[Data items]
--------

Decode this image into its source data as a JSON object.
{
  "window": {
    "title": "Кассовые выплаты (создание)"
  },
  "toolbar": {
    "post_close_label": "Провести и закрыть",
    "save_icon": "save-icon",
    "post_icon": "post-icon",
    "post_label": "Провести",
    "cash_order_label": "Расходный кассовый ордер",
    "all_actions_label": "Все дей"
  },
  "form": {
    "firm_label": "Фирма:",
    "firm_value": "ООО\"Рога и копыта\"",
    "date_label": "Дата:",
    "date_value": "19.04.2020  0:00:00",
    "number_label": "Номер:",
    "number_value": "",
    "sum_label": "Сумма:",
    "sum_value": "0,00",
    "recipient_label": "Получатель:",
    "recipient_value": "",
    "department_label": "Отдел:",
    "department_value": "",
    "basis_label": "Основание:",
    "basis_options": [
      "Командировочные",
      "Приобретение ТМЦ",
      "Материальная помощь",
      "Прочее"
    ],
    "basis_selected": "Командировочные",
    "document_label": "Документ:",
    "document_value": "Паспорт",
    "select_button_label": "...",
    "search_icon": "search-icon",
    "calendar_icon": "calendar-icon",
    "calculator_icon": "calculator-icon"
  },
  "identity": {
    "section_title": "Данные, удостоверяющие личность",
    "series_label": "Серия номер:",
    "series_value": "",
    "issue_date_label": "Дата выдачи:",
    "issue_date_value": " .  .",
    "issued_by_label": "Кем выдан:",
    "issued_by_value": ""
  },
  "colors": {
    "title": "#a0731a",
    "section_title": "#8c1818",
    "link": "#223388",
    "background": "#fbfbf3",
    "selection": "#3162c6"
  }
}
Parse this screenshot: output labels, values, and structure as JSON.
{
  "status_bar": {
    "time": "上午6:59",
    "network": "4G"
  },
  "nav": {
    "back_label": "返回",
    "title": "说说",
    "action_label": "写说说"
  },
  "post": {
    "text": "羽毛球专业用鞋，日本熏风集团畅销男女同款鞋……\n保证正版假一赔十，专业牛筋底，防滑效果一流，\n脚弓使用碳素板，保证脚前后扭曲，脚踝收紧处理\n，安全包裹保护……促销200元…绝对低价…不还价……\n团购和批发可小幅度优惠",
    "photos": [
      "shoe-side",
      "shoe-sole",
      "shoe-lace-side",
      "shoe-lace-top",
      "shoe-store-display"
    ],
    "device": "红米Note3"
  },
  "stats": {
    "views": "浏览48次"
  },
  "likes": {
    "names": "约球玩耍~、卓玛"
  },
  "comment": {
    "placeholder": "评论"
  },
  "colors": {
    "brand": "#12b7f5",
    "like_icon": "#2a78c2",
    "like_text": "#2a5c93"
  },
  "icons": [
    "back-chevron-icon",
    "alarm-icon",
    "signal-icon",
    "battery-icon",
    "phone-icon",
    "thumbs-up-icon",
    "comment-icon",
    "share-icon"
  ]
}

--------

Begin with the line that contains "Parse this screenshot: output" and end with the last line of the records; set down every line in that span exactly, and nothing else.

### ANSWER TO THE EXERCISE:
Parse this screenshot: output labels, values, and structure as JSON.
{
  "status_bar": {
    "time": "上午6:59",
    "network": "4G"
  },
  "nav": {
    "back_label": "返回",
    "title": "说说",
    "action_label": "写说说"
  },
  "post": {
    "text": "羽毛球专业用鞋，日本熏风集团畅销男女同款鞋……\n保证正版假一赔十，专业牛筋底，防滑效果一流，\n脚弓使用碳素板，保证脚前后扭曲，脚踝收紧处理\n，安全包裹保护……促销200元…绝对低价…不还价……\n团购和批发可小幅度优惠",
    "photos": [
      "shoe-side",
      "shoe-sole",
      "shoe-lace-side",
      "shoe-lace-top",
      "shoe-store-display"
    ],
    "device": "红米Note3"
  },
  "stats": {
    "views": "浏览48次"
  },
  "likes": {
    "names": "约球玩耍~、卓玛"
  },
  "comment": {
    "placeholder": "评论"
  },
  "colors": {
    "brand": "#12b7f5",
    "like_icon": "#2a78c2",
    "like_text": "#2a5c93"
  },
  "icons": [
    "back-chevron-icon",
    "alarm-icon",
    "signal-icon",
    "battery-icon",
    "phone-icon",
    "thumbs-up-icon",
    "comment-icon",
    "share-icon"
  ]
}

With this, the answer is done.